Exercise goal: Wherever the string "positive" appears in the listing, copy that line.

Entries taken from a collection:
= = = = =

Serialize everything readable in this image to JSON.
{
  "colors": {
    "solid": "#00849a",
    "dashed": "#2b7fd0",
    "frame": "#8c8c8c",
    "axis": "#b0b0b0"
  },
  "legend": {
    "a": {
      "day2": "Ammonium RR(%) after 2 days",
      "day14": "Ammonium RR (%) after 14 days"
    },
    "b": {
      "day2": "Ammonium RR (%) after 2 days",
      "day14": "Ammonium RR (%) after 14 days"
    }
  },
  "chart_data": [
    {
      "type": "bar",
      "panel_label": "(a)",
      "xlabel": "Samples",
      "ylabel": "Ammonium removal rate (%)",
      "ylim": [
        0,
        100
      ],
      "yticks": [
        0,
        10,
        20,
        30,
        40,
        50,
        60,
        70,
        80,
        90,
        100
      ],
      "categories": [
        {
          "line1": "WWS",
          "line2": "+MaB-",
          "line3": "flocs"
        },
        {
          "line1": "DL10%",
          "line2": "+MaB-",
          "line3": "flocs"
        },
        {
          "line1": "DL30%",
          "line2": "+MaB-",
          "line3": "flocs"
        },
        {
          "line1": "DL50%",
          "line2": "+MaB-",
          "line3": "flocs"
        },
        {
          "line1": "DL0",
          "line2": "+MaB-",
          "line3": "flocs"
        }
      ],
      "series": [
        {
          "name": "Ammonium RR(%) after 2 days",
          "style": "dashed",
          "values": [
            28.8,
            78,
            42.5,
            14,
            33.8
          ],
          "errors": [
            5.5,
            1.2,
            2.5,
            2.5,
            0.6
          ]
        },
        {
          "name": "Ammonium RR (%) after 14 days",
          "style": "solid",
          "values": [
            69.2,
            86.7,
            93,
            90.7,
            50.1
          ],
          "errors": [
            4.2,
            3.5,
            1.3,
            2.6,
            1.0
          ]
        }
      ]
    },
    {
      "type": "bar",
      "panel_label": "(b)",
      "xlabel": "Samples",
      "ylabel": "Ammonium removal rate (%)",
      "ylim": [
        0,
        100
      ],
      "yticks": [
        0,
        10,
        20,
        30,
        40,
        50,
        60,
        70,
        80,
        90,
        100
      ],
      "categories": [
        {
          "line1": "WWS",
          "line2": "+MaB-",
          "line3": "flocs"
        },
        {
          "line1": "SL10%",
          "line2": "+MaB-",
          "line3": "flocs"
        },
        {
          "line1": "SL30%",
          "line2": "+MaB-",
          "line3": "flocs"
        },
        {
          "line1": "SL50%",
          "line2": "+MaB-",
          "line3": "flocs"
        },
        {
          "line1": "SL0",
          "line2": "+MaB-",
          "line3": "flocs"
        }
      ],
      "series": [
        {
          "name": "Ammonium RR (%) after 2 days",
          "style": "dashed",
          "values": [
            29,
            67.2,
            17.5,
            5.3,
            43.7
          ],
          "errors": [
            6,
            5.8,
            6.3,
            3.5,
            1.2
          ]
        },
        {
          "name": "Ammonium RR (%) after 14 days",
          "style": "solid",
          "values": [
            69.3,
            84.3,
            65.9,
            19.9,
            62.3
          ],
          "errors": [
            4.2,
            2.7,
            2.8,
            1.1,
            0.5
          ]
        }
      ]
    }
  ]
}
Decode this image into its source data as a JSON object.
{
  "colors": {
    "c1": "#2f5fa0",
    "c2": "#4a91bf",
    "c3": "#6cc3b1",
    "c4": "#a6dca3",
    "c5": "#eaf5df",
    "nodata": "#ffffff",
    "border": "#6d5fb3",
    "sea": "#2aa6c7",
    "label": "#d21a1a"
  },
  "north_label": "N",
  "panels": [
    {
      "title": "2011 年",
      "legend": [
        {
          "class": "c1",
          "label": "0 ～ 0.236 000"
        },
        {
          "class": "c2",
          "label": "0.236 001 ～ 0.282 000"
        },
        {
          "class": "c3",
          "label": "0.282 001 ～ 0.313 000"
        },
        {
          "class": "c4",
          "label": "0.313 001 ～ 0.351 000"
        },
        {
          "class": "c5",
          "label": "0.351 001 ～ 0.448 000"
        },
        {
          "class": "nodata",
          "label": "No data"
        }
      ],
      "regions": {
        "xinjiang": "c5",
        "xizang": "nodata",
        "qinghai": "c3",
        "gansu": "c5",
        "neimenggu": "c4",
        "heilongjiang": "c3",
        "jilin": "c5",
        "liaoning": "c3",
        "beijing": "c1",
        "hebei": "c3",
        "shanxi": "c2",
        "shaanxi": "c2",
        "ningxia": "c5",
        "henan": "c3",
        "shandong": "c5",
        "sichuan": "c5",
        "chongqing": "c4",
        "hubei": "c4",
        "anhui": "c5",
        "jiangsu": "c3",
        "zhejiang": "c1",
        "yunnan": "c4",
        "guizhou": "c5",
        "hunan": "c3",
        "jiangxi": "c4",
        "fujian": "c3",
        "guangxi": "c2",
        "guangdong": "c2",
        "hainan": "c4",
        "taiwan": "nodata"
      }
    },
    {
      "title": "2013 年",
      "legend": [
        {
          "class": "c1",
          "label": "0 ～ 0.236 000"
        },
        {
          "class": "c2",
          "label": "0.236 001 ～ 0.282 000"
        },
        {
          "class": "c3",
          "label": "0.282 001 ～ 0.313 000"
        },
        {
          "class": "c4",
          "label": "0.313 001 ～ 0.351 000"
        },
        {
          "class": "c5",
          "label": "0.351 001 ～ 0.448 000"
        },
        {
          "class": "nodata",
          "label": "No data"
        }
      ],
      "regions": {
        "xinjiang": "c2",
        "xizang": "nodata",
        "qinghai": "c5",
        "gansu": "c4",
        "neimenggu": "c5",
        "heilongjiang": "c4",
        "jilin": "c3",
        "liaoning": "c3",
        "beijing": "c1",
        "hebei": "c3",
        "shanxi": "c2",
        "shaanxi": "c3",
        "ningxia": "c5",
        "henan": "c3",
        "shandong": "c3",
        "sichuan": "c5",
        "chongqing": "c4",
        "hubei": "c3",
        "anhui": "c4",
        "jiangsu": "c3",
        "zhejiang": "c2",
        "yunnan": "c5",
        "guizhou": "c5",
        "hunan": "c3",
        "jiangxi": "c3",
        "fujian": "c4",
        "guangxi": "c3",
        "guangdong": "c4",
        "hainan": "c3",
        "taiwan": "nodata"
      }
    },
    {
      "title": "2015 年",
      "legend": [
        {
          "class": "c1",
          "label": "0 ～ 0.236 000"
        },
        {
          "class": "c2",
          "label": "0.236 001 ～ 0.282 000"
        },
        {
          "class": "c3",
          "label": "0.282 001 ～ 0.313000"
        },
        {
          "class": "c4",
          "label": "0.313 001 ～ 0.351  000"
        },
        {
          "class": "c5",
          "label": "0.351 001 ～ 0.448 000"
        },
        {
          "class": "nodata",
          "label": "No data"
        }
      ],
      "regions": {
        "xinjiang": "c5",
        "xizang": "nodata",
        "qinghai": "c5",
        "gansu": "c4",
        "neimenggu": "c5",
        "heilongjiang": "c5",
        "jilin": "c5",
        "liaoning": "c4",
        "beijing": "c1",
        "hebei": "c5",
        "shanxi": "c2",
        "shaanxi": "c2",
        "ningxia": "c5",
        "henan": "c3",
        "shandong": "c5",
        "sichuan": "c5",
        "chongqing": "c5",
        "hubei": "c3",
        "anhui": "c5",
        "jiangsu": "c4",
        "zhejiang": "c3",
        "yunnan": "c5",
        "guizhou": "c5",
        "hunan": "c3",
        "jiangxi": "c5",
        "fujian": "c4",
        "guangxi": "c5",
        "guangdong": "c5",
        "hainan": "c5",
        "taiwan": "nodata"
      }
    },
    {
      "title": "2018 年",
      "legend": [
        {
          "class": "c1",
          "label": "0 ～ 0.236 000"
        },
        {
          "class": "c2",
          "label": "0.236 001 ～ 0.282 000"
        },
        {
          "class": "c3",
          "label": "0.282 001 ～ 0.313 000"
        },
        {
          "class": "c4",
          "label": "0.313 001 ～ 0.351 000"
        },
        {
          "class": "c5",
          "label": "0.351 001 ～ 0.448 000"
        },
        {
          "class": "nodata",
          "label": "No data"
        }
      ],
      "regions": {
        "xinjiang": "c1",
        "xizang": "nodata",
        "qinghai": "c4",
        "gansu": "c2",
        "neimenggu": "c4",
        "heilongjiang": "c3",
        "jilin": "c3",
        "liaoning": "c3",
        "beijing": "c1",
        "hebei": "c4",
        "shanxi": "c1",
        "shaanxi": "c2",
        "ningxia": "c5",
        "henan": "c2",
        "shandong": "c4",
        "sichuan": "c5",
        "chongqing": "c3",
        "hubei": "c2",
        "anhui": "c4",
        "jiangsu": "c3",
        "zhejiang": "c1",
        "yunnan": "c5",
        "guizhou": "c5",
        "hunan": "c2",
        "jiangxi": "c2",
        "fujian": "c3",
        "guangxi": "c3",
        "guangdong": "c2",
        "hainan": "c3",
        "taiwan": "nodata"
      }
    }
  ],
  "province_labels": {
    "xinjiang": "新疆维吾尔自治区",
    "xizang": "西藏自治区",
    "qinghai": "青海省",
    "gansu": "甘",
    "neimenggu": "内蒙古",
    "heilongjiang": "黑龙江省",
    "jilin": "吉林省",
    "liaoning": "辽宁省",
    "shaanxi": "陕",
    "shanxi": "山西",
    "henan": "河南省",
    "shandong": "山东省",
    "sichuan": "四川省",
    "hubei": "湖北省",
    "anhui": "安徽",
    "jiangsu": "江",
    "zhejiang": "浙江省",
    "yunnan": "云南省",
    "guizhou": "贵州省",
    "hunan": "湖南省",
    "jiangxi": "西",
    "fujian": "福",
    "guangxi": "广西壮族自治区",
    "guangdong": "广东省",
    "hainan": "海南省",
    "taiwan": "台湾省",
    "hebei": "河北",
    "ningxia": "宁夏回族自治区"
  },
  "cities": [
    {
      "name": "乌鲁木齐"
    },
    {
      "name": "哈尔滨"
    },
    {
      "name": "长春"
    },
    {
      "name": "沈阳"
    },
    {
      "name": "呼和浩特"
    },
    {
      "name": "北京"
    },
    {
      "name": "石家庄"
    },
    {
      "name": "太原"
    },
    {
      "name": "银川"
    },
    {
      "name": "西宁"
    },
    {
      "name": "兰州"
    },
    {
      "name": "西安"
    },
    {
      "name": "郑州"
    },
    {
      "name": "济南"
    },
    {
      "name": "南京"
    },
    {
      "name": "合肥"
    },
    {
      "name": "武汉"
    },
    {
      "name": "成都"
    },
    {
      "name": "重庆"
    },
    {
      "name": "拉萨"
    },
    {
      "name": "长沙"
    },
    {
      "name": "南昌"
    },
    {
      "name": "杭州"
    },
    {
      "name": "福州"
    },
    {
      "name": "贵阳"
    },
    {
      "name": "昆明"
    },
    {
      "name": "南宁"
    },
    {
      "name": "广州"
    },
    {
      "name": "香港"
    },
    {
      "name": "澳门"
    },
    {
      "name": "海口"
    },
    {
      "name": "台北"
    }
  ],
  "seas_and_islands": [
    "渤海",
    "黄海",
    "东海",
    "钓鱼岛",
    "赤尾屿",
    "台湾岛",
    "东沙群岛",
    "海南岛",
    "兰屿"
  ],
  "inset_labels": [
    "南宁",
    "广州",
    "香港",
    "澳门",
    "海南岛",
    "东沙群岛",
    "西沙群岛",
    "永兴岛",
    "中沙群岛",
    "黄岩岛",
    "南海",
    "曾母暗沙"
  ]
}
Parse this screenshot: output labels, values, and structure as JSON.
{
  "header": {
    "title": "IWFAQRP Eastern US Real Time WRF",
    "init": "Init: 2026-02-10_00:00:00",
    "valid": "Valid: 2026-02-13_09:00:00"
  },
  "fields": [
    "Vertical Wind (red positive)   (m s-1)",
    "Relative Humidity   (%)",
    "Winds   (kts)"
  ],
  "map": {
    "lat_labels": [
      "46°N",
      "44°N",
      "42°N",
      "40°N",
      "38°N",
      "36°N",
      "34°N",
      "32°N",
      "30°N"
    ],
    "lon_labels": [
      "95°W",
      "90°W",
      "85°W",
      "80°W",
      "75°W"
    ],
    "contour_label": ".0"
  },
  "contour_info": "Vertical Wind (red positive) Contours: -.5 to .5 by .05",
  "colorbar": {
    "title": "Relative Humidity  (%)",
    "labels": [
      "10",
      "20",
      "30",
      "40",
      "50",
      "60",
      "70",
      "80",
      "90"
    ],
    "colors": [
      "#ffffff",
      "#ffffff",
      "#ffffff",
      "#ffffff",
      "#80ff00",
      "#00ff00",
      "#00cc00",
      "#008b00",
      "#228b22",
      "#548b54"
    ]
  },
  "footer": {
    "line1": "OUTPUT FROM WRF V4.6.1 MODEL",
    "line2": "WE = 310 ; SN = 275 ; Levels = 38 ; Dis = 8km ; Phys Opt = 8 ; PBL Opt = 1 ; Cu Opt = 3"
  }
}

= = = = =

Task solution:
    "Vertical Wind (red positive)   (m s-1)",
  "contour_info": "Vertical Wind (red positive) Contours: -.5 to .5 by .05",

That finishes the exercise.